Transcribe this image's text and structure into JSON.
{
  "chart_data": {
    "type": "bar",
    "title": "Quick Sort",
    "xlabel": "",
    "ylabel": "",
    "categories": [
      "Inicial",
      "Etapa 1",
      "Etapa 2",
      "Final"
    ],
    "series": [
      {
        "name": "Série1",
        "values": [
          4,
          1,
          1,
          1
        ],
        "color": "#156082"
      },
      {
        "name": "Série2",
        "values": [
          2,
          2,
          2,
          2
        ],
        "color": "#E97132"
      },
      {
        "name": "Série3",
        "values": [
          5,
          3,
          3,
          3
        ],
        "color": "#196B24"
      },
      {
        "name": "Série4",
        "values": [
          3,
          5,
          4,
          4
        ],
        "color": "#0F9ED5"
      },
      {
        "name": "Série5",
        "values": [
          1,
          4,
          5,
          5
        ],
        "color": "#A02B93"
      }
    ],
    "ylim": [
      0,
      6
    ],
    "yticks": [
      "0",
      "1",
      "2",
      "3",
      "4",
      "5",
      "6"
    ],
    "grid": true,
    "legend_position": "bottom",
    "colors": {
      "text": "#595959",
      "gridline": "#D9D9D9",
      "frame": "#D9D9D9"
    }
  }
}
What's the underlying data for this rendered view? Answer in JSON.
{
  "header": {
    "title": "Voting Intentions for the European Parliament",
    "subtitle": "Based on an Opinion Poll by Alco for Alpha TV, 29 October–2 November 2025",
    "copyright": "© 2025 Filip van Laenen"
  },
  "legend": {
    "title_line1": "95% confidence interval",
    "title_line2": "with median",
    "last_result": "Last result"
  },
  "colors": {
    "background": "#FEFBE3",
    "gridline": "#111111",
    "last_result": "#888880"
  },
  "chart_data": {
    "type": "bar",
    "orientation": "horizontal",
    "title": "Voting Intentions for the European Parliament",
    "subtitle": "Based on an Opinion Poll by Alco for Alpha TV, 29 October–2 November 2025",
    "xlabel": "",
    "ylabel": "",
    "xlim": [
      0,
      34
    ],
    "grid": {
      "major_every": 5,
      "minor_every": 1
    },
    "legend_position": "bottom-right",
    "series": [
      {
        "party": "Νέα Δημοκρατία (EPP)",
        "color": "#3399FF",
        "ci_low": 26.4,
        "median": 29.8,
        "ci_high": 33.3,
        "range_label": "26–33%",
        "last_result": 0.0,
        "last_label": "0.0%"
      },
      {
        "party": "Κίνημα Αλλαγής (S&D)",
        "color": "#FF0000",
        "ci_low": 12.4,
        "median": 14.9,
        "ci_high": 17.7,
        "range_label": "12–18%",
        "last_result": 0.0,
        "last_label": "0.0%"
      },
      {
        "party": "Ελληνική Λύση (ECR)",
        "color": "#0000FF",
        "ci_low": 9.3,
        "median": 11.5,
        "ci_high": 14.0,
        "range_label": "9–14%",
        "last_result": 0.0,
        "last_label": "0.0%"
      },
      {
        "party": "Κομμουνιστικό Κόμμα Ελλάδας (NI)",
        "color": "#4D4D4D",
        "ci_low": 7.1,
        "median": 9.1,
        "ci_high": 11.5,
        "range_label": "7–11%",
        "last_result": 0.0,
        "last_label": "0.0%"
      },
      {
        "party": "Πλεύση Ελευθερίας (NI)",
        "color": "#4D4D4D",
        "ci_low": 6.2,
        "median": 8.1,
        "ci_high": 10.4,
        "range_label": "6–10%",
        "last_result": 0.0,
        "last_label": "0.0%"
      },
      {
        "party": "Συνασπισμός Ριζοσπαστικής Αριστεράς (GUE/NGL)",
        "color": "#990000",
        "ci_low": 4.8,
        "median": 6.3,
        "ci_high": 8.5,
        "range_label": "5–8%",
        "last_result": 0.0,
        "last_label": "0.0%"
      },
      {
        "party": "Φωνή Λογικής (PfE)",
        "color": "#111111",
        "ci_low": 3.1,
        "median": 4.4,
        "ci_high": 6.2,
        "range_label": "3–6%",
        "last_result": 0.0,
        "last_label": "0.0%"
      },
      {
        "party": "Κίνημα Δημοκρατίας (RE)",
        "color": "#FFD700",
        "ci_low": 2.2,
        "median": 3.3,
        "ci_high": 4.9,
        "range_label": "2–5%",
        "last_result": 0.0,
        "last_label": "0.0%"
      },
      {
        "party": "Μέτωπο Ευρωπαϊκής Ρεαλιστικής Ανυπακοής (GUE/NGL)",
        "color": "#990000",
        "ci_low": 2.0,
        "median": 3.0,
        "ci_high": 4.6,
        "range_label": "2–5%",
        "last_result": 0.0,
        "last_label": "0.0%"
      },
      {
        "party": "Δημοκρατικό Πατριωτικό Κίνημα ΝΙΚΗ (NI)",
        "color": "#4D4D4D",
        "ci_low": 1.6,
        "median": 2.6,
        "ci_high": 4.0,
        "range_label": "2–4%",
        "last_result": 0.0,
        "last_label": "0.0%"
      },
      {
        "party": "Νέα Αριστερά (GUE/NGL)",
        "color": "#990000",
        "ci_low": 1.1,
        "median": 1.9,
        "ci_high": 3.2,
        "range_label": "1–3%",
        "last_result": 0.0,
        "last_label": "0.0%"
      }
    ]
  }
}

------------------------------------------------

> [GOAL] In the records above, find each line holding "JSON" and copy it.

> [ANSWER FOR THE TASK]
Transcribe this image's text and structure into JSON.
What's the underlying data for this rendered view? Answer in JSON.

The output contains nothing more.